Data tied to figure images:
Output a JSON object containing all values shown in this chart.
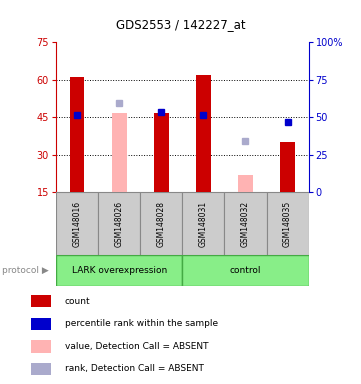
{
  "title": "GDS2553 / 142227_at",
  "samples": [
    "GSM148016",
    "GSM148026",
    "GSM148028",
    "GSM148031",
    "GSM148032",
    "GSM148035"
  ],
  "group_labels": [
    "LARK overexpression",
    "control"
  ],
  "ylim_left": [
    15,
    75
  ],
  "ylim_right": [
    0,
    100
  ],
  "yticks_left": [
    15,
    30,
    45,
    60,
    75
  ],
  "yticks_right": [
    0,
    25,
    50,
    75,
    100
  ],
  "red_bars": [
    61.0,
    null,
    46.5,
    62.0,
    null,
    35.0
  ],
  "pink_bars": [
    null,
    46.5,
    null,
    null,
    22.0,
    null
  ],
  "blue_squares": [
    46.0,
    null,
    47.0,
    46.0,
    null,
    43.0
  ],
  "lightblue_squares": [
    null,
    50.5,
    null,
    null,
    35.5,
    null
  ],
  "red_color": "#CC0000",
  "pink_color": "#FFB3B3",
  "blue_color": "#0000CC",
  "lightblue_color": "#AAAACC",
  "group_bg_color": "#88EE88",
  "sample_bg_color": "#CCCCCC",
  "plot_bg_color": "#FFFFFF",
  "legend_items": [
    {
      "label": "count",
      "color": "#CC0000"
    },
    {
      "label": "percentile rank within the sample",
      "color": "#0000CC"
    },
    {
      "label": "value, Detection Call = ABSENT",
      "color": "#FFB3B3"
    },
    {
      "label": "rank, Detection Call = ABSENT",
      "color": "#AAAACC"
    }
  ],
  "left_axis_color": "#CC0000",
  "right_axis_color": "#0000CC",
  "grid_lines": [
    30,
    45,
    60
  ]
}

SHORT EXERCISE - Copy the listing in full and without alteration, omitting every picture.

SOLUTION TO THE PROBLEM -
Output a JSON object containing all values shown in this chart.
{
  "title": "GDS2553 / 142227_at",
  "samples": [
    "GSM148016",
    "GSM148026",
    "GSM148028",
    "GSM148031",
    "GSM148032",
    "GSM148035"
  ],
  "group_labels": [
    "LARK overexpression",
    "control"
  ],
  "ylim_left": [
    15,
    75
  ],
  "ylim_right": [
    0,
    100
  ],
  "yticks_left": [
    15,
    30,
    45,
    60,
    75
  ],
  "yticks_right": [
    0,
    25,
    50,
    75,
    100
  ],
  "red_bars": [
    61.0,
    null,
    46.5,
    62.0,
    null,
    35.0
  ],
  "pink_bars": [
    null,
    46.5,
    null,
    null,
    22.0,
    null
  ],
  "blue_squares": [
    46.0,
    null,
    47.0,
    46.0,
    null,
    43.0
  ],
  "lightblue_squares": [
    null,
    50.5,
    null,
    null,
    35.5,
    null
  ],
  "red_color": "#CC0000",
  "pink_color": "#FFB3B3",
  "blue_color": "#0000CC",
  "lightblue_color": "#AAAACC",
  "group_bg_color": "#88EE88",
  "sample_bg_color": "#CCCCCC",
  "plot_bg_color": "#FFFFFF",
  "legend_items": [
    {
      "label": "count",
      "color": "#CC0000"
    },
    {
      "label": "percentile rank within the sample",
      "color": "#0000CC"
    },
    {
      "label": "value, Detection Call = ABSENT",
      "color": "#FFB3B3"
    },
    {
      "label": "rank, Detection Call = ABSENT",
      "color": "#AAAACC"
    }
  ],
  "left_axis_color": "#CC0000",
  "right_axis_color": "#0000CC",
  "grid_lines": [
    30,
    45,
    60
  ]
}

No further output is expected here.